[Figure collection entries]
::::::::::

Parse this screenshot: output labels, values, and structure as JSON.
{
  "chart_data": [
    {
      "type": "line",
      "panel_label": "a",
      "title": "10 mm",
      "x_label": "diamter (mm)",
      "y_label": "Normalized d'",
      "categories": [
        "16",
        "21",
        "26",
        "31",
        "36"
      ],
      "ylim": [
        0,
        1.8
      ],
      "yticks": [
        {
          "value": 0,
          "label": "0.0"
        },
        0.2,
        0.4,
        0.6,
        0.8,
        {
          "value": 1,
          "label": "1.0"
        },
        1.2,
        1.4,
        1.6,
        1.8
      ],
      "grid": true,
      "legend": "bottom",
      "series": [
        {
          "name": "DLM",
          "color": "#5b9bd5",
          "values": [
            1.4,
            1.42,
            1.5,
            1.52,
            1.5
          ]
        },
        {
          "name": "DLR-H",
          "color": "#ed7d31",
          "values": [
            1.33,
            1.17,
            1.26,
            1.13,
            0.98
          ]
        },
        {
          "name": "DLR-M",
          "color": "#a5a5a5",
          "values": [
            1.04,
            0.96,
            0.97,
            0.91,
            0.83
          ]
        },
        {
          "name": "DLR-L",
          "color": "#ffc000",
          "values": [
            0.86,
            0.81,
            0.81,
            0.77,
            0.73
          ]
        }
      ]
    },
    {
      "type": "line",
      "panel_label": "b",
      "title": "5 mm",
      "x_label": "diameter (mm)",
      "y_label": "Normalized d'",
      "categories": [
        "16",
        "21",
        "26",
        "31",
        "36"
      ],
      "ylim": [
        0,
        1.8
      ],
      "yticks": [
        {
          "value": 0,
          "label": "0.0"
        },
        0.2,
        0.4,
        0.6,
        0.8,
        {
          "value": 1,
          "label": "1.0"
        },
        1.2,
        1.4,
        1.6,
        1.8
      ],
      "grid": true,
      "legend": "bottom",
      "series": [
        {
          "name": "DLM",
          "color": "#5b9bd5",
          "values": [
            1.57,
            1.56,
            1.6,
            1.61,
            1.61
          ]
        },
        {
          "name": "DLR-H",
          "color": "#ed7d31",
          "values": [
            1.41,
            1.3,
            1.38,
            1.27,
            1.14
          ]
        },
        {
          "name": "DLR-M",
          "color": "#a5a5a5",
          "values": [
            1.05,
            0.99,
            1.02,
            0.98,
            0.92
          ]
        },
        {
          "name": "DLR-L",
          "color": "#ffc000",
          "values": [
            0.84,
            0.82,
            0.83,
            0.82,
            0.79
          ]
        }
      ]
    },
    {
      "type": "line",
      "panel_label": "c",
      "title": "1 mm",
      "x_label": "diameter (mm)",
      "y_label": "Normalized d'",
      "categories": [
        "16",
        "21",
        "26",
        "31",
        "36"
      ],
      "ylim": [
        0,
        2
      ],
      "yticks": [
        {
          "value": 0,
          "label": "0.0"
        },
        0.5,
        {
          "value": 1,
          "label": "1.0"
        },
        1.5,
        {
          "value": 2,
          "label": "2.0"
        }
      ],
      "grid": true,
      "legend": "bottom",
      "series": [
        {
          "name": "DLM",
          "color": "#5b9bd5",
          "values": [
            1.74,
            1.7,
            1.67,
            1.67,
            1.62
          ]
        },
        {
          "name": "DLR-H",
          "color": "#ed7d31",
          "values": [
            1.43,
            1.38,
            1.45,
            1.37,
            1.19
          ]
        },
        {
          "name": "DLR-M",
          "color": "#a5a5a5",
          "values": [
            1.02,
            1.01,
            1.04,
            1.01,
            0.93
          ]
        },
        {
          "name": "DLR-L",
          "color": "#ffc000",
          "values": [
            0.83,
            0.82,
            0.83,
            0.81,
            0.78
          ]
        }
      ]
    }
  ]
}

::::::::::

__What the task requires__:
Give the listing again, word for word.

__Response to the task__:
Parse this screenshot: output labels, values, and structure as JSON.
{
  "chart_data": [
    {
      "type": "line",
      "panel_label": "a",
      "title": "10 mm",
      "x_label": "diamter (mm)",
      "y_label": "Normalized d'",
      "categories": [
        "16",
        "21",
        "26",
        "31",
        "36"
      ],
      "ylim": [
        0,
        1.8
      ],
      "yticks": [
        {
          "value": 0,
          "label": "0.0"
        },
        0.2,
        0.4,
        0.6,
        0.8,
        {
          "value": 1,
          "label": "1.0"
        },
        1.2,
        1.4,
        1.6,
        1.8
      ],
      "grid": true,
      "legend": "bottom",
      "series": [
        {
          "name": "DLM",
          "color": "#5b9bd5",
          "values": [
            1.4,
            1.42,
            1.5,
            1.52,
            1.5
          ]
        },
        {
          "name": "DLR-H",
          "color": "#ed7d31",
          "values": [
            1.33,
            1.17,
            1.26,
            1.13,
            0.98
          ]
        },
        {
          "name": "DLR-M",
          "color": "#a5a5a5",
          "values": [
            1.04,
            0.96,
            0.97,
            0.91,
            0.83
          ]
        },
        {
          "name": "DLR-L",
          "color": "#ffc000",
          "values": [
            0.86,
            0.81,
            0.81,
            0.77,
            0.73
          ]
        }
      ]
    },
    {
      "type": "line",
      "panel_label": "b",
      "title": "5 mm",
      "x_label": "diameter (mm)",
      "y_label": "Normalized d'",
      "categories": [
        "16",
        "21",
        "26",
        "31",
        "36"
      ],
      "ylim": [
        0,
        1.8
      ],
      "yticks": [
        {
          "value": 0,
          "label": "0.0"
        },
        0.2,
        0.4,
        0.6,
        0.8,
        {
          "value": 1,
          "label": "1.0"
        },
        1.2,
        1.4,
        1.6,
        1.8
      ],
      "grid": true,
      "legend": "bottom",
      "series": [
        {
          "name": "DLM",
          "color": "#5b9bd5",
          "values": [
            1.57,
            1.56,
            1.6,
            1.61,
            1.61
          ]
        },
        {
          "name": "DLR-H",
          "color": "#ed7d31",
          "values": [
            1.41,
            1.3,
            1.38,
            1.27,
            1.14
          ]
        },
        {
          "name": "DLR-M",
          "color": "#a5a5a5",
          "values": [
            1.05,
            0.99,
            1.02,
            0.98,
            0.92
          ]
        },
        {
          "name": "DLR-L",
          "color": "#ffc000",
          "values": [
            0.84,
            0.82,
            0.83,
            0.82,
            0.79
          ]
        }
      ]
    },
    {
      "type": "line",
      "panel_label": "c",
      "title": "1 mm",
      "x_label": "diameter (mm)",
      "y_label": "Normalized d'",
      "categories": [
        "16",
        "21",
        "26",
        "31",
        "36"
      ],
      "ylim": [
        0,
        2
      ],
      "yticks": [
        {
          "value": 0,
          "label": "0.0"
        },
        0.5,
        {
          "value": 1,
          "label": "1.0"
        },
        1.5,
        {
          "value": 2,
          "label": "2.0"
        }
      ],
      "grid": true,
      "legend": "bottom",
      "series": [
        {
          "name": "DLM",
          "color": "#5b9bd5",
          "values": [
            1.74,
            1.7,
            1.67,
            1.67,
            1.62
          ]
        },
        {
          "name": "DLR-H",
          "color": "#ed7d31",
          "values": [
            1.43,
            1.38,
            1.45,
            1.37,
            1.19
          ]
        },
        {
          "name": "DLR-M",
          "color": "#a5a5a5",
          "values": [
            1.02,
            1.01,
            1.04,
            1.01,
            0.93
          ]
        },
        {
          "name": "DLR-L",
          "color": "#ffc000",
          "values": [
            0.83,
            0.82,
            0.83,
            0.81,
            0.78
          ]
        }
      ]
    }
  ]
}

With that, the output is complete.